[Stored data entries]
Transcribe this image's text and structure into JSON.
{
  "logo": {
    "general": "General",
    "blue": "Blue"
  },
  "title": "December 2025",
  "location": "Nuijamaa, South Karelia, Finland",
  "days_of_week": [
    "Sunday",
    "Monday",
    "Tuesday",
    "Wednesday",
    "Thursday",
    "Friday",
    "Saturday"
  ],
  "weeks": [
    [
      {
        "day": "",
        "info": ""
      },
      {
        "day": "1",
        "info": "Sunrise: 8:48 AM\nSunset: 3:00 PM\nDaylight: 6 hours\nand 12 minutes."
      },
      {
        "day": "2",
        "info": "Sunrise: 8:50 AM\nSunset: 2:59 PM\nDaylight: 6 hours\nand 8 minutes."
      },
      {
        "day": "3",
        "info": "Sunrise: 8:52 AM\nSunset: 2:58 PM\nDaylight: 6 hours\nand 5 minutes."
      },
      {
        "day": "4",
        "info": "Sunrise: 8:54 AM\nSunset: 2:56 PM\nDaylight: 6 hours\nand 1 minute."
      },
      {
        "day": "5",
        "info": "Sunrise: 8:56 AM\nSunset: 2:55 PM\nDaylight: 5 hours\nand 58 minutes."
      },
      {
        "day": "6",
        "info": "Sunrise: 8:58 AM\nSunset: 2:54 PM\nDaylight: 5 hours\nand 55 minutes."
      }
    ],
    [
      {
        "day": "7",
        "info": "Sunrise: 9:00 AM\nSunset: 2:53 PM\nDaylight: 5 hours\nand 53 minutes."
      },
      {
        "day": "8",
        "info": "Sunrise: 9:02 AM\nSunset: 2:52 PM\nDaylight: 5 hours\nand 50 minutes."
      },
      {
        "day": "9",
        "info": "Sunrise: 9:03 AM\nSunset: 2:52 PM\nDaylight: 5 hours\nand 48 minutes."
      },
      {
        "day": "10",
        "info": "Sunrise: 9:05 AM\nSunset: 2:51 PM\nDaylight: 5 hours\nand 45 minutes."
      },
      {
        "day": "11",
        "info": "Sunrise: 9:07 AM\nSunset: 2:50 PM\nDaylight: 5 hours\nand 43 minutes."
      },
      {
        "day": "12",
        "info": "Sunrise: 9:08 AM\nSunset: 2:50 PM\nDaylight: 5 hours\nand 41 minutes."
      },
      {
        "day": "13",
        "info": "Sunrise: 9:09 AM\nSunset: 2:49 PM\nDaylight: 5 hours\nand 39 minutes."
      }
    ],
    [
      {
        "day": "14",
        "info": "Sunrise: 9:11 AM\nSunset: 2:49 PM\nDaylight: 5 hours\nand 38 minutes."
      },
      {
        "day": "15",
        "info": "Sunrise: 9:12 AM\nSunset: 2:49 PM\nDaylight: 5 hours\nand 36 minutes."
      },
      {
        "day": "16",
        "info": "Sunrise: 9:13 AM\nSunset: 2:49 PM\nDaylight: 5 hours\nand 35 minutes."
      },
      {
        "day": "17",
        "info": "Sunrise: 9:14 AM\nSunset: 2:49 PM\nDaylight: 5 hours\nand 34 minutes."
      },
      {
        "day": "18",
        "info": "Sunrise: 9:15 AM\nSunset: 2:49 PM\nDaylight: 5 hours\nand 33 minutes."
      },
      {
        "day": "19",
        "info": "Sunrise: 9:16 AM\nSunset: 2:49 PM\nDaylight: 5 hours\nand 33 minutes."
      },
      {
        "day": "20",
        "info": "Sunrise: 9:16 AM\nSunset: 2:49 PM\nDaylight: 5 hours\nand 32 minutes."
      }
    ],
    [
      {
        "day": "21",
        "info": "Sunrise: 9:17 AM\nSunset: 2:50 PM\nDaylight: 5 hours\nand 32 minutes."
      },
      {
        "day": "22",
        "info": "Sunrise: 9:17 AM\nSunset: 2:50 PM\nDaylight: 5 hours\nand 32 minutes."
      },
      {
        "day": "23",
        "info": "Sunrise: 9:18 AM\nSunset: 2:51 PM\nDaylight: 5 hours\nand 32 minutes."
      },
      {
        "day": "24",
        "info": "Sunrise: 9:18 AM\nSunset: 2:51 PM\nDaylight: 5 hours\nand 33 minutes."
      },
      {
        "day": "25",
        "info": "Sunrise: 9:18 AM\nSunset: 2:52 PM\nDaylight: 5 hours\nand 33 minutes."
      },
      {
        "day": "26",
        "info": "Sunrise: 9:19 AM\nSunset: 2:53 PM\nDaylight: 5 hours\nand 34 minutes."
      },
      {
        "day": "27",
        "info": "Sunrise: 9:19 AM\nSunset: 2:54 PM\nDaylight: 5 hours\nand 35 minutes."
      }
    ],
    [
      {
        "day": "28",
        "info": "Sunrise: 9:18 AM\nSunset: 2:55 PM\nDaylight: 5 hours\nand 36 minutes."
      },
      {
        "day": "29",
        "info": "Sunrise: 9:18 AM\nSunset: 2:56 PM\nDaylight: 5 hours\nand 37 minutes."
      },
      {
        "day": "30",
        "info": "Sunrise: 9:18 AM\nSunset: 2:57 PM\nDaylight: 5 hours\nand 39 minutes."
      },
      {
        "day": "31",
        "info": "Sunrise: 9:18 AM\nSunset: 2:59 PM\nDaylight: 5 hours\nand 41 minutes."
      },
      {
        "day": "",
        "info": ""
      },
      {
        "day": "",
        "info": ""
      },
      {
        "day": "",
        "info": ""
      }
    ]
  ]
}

Objective:
Return each entry from above without altering a single character.

Result for this exercise:
Transcribe this image's text and structure into JSON.
{
  "logo": {
    "general": "General",
    "blue": "Blue"
  },
  "title": "December 2025",
  "location": "Nuijamaa, South Karelia, Finland",
  "days_of_week": [
    "Sunday",
    "Monday",
    "Tuesday",
    "Wednesday",
    "Thursday",
    "Friday",
    "Saturday"
  ],
  "weeks": [
    [
      {
        "day": "",
        "info": ""
      },
      {
        "day": "1",
        "info": "Sunrise: 8:48 AM\nSunset: 3:00 PM\nDaylight: 6 hours\nand 12 minutes."
      },
      {
        "day": "2",
        "info": "Sunrise: 8:50 AM\nSunset: 2:59 PM\nDaylight: 6 hours\nand 8 minutes."
      },
      {
        "day": "3",
        "info": "Sunrise: 8:52 AM\nSunset: 2:58 PM\nDaylight: 6 hours\nand 5 minutes."
      },
      {
        "day": "4",
        "info": "Sunrise: 8:54 AM\nSunset: 2:56 PM\nDaylight: 6 hours\nand 1 minute."
      },
      {
        "day": "5",
        "info": "Sunrise: 8:56 AM\nSunset: 2:55 PM\nDaylight: 5 hours\nand 58 minutes."
      },
      {
        "day": "6",
        "info": "Sunrise: 8:58 AM\nSunset: 2:54 PM\nDaylight: 5 hours\nand 55 minutes."
      }
    ],
    [
      {
        "day": "7",
        "info": "Sunrise: 9:00 AM\nSunset: 2:53 PM\nDaylight: 5 hours\nand 53 minutes."
      },
      {
        "day": "8",
        "info": "Sunrise: 9:02 AM\nSunset: 2:52 PM\nDaylight: 5 hours\nand 50 minutes."
      },
      {
        "day": "9",
        "info": "Sunrise: 9:03 AM\nSunset: 2:52 PM\nDaylight: 5 hours\nand 48 minutes."
      },
      {
        "day": "10",
        "info": "Sunrise: 9:05 AM\nSunset: 2:51 PM\nDaylight: 5 hours\nand 45 minutes."
      },
      {
        "day": "11",
        "info": "Sunrise: 9:07 AM\nSunset: 2:50 PM\nDaylight: 5 hours\nand 43 minutes."
      },
      {
        "day": "12",
        "info": "Sunrise: 9:08 AM\nSunset: 2:50 PM\nDaylight: 5 hours\nand 41 minutes."
      },
      {
        "day": "13",
        "info": "Sunrise: 9:09 AM\nSunset: 2:49 PM\nDaylight: 5 hours\nand 39 minutes."
      }
    ],
    [
      {
        "day": "14",
        "info": "Sunrise: 9:11 AM\nSunset: 2:49 PM\nDaylight: 5 hours\nand 38 minutes."
      },
      {
        "day": "15",
        "info": "Sunrise: 9:12 AM\nSunset: 2:49 PM\nDaylight: 5 hours\nand 36 minutes."
      },
      {
        "day": "16",
        "info": "Sunrise: 9:13 AM\nSunset: 2:49 PM\nDaylight: 5 hours\nand 35 minutes."
      },
      {
        "day": "17",
        "info": "Sunrise: 9:14 AM\nSunset: 2:49 PM\nDaylight: 5 hours\nand 34 minutes."
      },
      {
        "day": "18",
        "info": "Sunrise: 9:15 AM\nSunset: 2:49 PM\nDaylight: 5 hours\nand 33 minutes."
      },
      {
        "day": "19",
        "info": "Sunrise: 9:16 AM\nSunset: 2:49 PM\nDaylight: 5 hours\nand 33 minutes."
      },
      {
        "day": "20",
        "info": "Sunrise: 9:16 AM\nSunset: 2:49 PM\nDaylight: 5 hours\nand 32 minutes."
      }
    ],
    [
      {
        "day": "21",
        "info": "Sunrise: 9:17 AM\nSunset: 2:50 PM\nDaylight: 5 hours\nand 32 minutes."
      },
      {
        "day": "22",
        "info": "Sunrise: 9:17 AM\nSunset: 2:50 PM\nDaylight: 5 hours\nand 32 minutes."
      },
      {
        "day": "23",
        "info": "Sunrise: 9:18 AM\nSunset: 2:51 PM\nDaylight: 5 hours\nand 32 minutes."
      },
      {
        "day": "24",
        "info": "Sunrise: 9:18 AM\nSunset: 2:51 PM\nDaylight: 5 hours\nand 33 minutes."
      },
      {
        "day": "25",
        "info": "Sunrise: 9:18 AM\nSunset: 2:52 PM\nDaylight: 5 hours\nand 33 minutes."
      },
      {
        "day": "26",
        "info": "Sunrise: 9:19 AM\nSunset: 2:53 PM\nDaylight: 5 hours\nand 34 minutes."
      },
      {
        "day": "27",
        "info": "Sunrise: 9:19 AM\nSunset: 2:54 PM\nDaylight: 5 hours\nand 35 minutes."
      }
    ],
    [
      {
        "day": "28",
        "info": "Sunrise: 9:18 AM\nSunset: 2:55 PM\nDaylight: 5 hours\nand 36 minutes."
      },
      {
        "day": "29",
        "info": "Sunrise: 9:18 AM\nSunset: 2:56 PM\nDaylight: 5 hours\nand 37 minutes."
      },
      {
        "day": "30",
        "info": "Sunrise: 9:18 AM\nSunset: 2:57 PM\nDaylight: 5 hours\nand 39 minutes."
      },
      {
        "day": "31",
        "info": "Sunrise: 9:18 AM\nSunset: 2:59 PM\nDaylight: 5 hours\nand 41 minutes."
      },
      {
        "day": "",
        "info": ""
      },
      {
        "day": "",
        "info": ""
      },
      {
        "day": "",
        "info": ""
      }
    ]
  ]
}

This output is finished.